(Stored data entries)
== == ==
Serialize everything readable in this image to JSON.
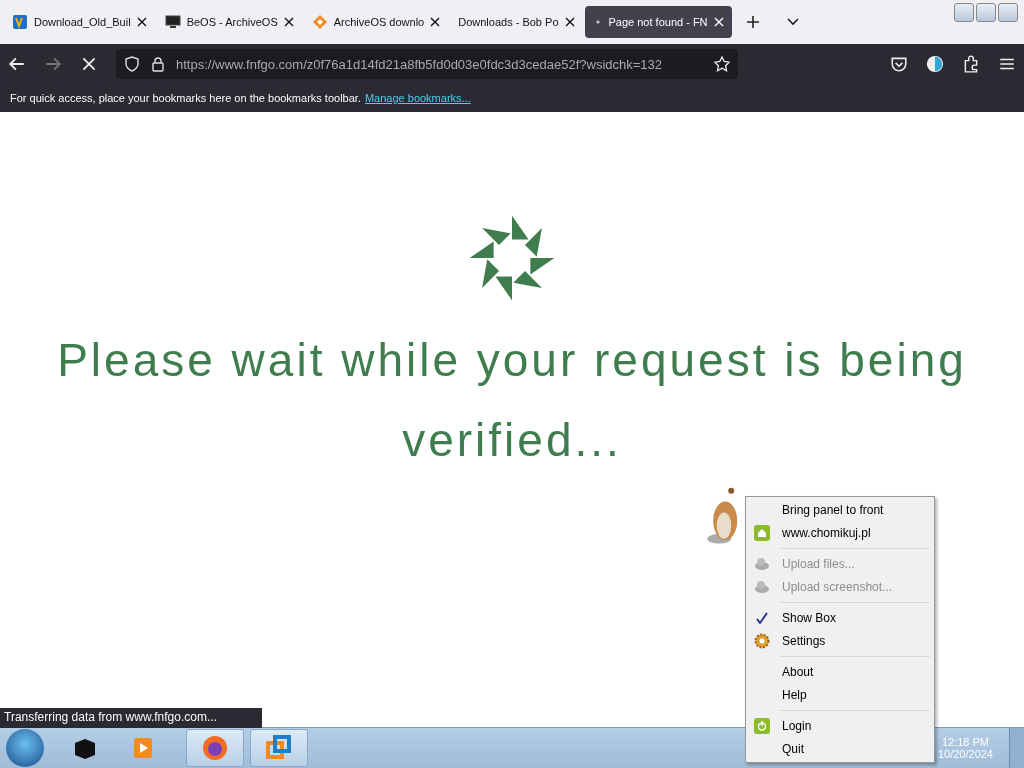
{
  "tabs": [
    {
      "title": "Download_Old_Buil",
      "selected": false
    },
    {
      "title": "BeOS - ArchiveOS",
      "selected": false
    },
    {
      "title": "ArchiveOS downlo",
      "selected": false
    },
    {
      "title": "Downloads - Bob Po",
      "selected": false
    },
    {
      "title": "Page not found - FN",
      "selected": true
    }
  ],
  "address": {
    "url": "https://www.fnfgo.com/z0f76a1d14fd21a8fb5fd0d03e0fdc3d3cedae52f?wsidchk=132"
  },
  "bookmarks_bar": {
    "text": "For quick access, place your bookmarks here on the bookmarks toolbar.",
    "link": "Manage bookmarks..."
  },
  "page": {
    "message": "Please wait while your request is being verified..."
  },
  "status": "Transferring data from www.fnfgo.com...",
  "context_menu": [
    {
      "kind": "item",
      "label": "Bring panel to front",
      "disabled": false,
      "checked": false
    },
    {
      "kind": "item",
      "label": "www.chomikuj.pl",
      "disabled": false,
      "checked": false
    },
    {
      "kind": "separator"
    },
    {
      "kind": "item",
      "label": "Upload files...",
      "disabled": true,
      "checked": false
    },
    {
      "kind": "item",
      "label": "Upload screenshot...",
      "disabled": true,
      "checked": false
    },
    {
      "kind": "separator"
    },
    {
      "kind": "item",
      "label": "Show Box",
      "disabled": false,
      "checked": true
    },
    {
      "kind": "item",
      "label": "Settings",
      "disabled": false,
      "checked": false
    },
    {
      "kind": "separator"
    },
    {
      "kind": "item",
      "label": "About",
      "disabled": false,
      "checked": false
    },
    {
      "kind": "item",
      "label": "Help",
      "disabled": false,
      "checked": false
    },
    {
      "kind": "separator"
    },
    {
      "kind": "item",
      "label": "Login",
      "disabled": false,
      "checked": false
    },
    {
      "kind": "item",
      "label": "Quit",
      "disabled": false,
      "checked": false
    }
  ],
  "clock": {
    "time": "12:18 PM",
    "date": "10/20/2024"
  }
}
== == ==
Search the lines for the string "your" and copy every line that has it.

§ **THE OUTPUT**
    "text": "For quick access, place your bookmarks here on the bookmarks toolbar.",
    "message": "Please wait while your request is being verified..."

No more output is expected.